# [Data for processing]
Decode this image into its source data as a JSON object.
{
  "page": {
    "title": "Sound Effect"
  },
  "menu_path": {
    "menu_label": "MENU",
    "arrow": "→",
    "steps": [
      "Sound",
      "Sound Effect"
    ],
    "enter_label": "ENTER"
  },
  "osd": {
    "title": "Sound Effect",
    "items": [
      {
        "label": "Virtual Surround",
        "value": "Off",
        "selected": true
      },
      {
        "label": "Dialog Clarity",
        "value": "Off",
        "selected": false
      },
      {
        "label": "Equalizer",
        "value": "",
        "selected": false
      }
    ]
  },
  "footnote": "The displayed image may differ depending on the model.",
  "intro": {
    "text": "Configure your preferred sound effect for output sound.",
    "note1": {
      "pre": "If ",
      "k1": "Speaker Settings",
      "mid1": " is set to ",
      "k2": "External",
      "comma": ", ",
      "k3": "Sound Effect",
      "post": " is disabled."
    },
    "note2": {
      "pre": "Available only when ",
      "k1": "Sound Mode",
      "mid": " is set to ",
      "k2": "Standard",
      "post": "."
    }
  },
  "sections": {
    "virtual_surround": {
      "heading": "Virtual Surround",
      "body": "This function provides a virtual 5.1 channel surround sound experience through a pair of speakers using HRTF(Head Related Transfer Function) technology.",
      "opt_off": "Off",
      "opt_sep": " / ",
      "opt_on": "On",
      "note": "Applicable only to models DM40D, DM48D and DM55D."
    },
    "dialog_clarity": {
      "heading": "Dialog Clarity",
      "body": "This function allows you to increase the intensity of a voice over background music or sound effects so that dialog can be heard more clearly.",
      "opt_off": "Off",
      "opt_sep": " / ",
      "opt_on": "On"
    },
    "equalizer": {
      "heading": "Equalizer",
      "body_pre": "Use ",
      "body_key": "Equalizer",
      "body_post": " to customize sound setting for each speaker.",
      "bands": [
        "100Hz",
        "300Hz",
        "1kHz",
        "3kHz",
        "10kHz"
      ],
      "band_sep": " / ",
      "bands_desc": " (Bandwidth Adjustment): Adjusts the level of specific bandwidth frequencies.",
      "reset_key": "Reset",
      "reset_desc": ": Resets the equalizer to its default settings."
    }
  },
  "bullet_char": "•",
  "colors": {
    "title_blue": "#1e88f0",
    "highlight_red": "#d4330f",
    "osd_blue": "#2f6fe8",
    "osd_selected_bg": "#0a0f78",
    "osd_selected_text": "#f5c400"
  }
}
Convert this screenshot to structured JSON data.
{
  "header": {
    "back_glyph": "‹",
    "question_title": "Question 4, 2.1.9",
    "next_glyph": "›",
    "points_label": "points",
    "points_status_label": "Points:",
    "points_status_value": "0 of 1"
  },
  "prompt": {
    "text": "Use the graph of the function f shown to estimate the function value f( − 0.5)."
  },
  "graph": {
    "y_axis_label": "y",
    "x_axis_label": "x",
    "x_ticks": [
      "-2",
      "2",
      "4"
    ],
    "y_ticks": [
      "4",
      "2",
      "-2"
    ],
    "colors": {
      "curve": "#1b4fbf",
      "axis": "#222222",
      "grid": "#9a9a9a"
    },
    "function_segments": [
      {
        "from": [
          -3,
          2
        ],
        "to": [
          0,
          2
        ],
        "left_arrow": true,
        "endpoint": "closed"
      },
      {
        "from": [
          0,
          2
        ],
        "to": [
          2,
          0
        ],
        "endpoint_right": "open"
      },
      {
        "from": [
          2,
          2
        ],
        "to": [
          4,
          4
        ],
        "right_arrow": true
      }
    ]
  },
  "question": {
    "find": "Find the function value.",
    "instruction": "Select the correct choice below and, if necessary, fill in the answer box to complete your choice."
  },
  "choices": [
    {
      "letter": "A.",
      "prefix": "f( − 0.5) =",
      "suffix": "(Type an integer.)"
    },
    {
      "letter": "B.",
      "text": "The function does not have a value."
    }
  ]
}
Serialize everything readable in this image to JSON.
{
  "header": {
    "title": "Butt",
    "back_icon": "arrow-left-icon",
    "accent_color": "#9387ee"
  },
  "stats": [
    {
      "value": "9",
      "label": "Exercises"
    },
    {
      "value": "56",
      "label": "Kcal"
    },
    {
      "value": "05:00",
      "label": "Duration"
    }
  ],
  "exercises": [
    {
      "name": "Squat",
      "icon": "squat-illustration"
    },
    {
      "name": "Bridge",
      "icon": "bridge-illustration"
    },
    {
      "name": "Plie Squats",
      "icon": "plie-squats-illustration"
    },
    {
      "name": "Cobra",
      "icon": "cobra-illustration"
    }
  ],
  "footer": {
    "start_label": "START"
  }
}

# [Task to carry out]
Extract all the material, leaving every line as it is.

# [The answer]
Decode this image into its source data as a JSON object.
{
  "page": {
    "title": "Sound Effect"
  },
  "menu_path": {
    "menu_label": "MENU",
    "arrow": "→",
    "steps": [
      "Sound",
      "Sound Effect"
    ],
    "enter_label": "ENTER"
  },
  "osd": {
    "title": "Sound Effect",
    "items": [
      {
        "label": "Virtual Surround",
        "value": "Off",
        "selected": true
      },
      {
        "label": "Dialog Clarity",
        "value": "Off",
        "selected": false
      },
      {
        "label": "Equalizer",
        "value": "",
        "selected": false
      }
    ]
  },
  "footnote": "The displayed image may differ depending on the model.",
  "intro": {
    "text": "Configure your preferred sound effect for output sound.",
    "note1": {
      "pre": "If ",
      "k1": "Speaker Settings",
      "mid1": " is set to ",
      "k2": "External",
      "comma": ", ",
      "k3": "Sound Effect",
      "post": " is disabled."
    },
    "note2": {
      "pre": "Available only when ",
      "k1": "Sound Mode",
      "mid": " is set to ",
      "k2": "Standard",
      "post": "."
    }
  },
  "sections": {
    "virtual_surround": {
      "heading": "Virtual Surround",
      "body": "This function provides a virtual 5.1 channel surround sound experience through a pair of speakers using HRTF(Head Related Transfer Function) technology.",
      "opt_off": "Off",
      "opt_sep": " / ",
      "opt_on": "On",
      "note": "Applicable only to models DM40D, DM48D and DM55D."
    },
    "dialog_clarity": {
      "heading": "Dialog Clarity",
      "body": "This function allows you to increase the intensity of a voice over background music or sound effects so that dialog can be heard more clearly.",
      "opt_off": "Off",
      "opt_sep": " / ",
      "opt_on": "On"
    },
    "equalizer": {
      "heading": "Equalizer",
      "body_pre": "Use ",
      "body_key": "Equalizer",
      "body_post": " to customize sound setting for each speaker.",
      "bands": [
        "100Hz",
        "300Hz",
        "1kHz",
        "3kHz",
        "10kHz"
      ],
      "band_sep": " / ",
      "bands_desc": " (Bandwidth Adjustment): Adjusts the level of specific bandwidth frequencies.",
      "reset_key": "Reset",
      "reset_desc": ": Resets the equalizer to its default settings."
    }
  },
  "bullet_char": "•",
  "colors": {
    "title_blue": "#1e88f0",
    "highlight_red": "#d4330f",
    "osd_blue": "#2f6fe8",
    "osd_selected_bg": "#0a0f78",
    "osd_selected_text": "#f5c400"
  }
}
Convert this screenshot to structured JSON data.
{
  "header": {
    "back_glyph": "‹",
    "question_title": "Question 4, 2.1.9",
    "next_glyph": "›",
    "points_label": "points",
    "points_status_label": "Points:",
    "points_status_value": "0 of 1"
  },
  "prompt": {
    "text": "Use the graph of the function f shown to estimate the function value f( − 0.5)."
  },
  "graph": {
    "y_axis_label": "y",
    "x_axis_label": "x",
    "x_ticks": [
      "-2",
      "2",
      "4"
    ],
    "y_ticks": [
      "4",
      "2",
      "-2"
    ],
    "colors": {
      "curve": "#1b4fbf",
      "axis": "#222222",
      "grid": "#9a9a9a"
    },
    "function_segments": [
      {
        "from": [
          -3,
          2
        ],
        "to": [
          0,
          2
        ],
        "left_arrow": true,
        "endpoint": "closed"
      },
      {
        "from": [
          0,
          2
        ],
        "to": [
          2,
          0
        ],
        "endpoint_right": "open"
      },
      {
        "from": [
          2,
          2
        ],
        "to": [
          4,
          4
        ],
        "right_arrow": true
      }
    ]
  },
  "question": {
    "find": "Find the function value.",
    "instruction": "Select the correct choice below and, if necessary, fill in the answer box to complete your choice."
  },
  "choices": [
    {
      "letter": "A.",
      "prefix": "f( − 0.5) =",
      "suffix": "(Type an integer.)"
    },
    {
      "letter": "B.",
      "text": "The function does not have a value."
    }
  ]
}
Serialize everything readable in this image to JSON.
{
  "header": {
    "title": "Butt",
    "back_icon": "arrow-left-icon",
    "accent_color": "#9387ee"
  },
  "stats": [
    {
      "value": "9",
      "label": "Exercises"
    },
    {
      "value": "56",
      "label": "Kcal"
    },
    {
      "value": "05:00",
      "label": "Duration"
    }
  ],
  "exercises": [
    {
      "name": "Squat",
      "icon": "squat-illustration"
    },
    {
      "name": "Bridge",
      "icon": "bridge-illustration"
    },
    {
      "name": "Plie Squats",
      "icon": "plie-squats-illustration"
    },
    {
      "name": "Cobra",
      "icon": "cobra-illustration"
    }
  ],
  "footer": {
    "start_label": "START"
  }
}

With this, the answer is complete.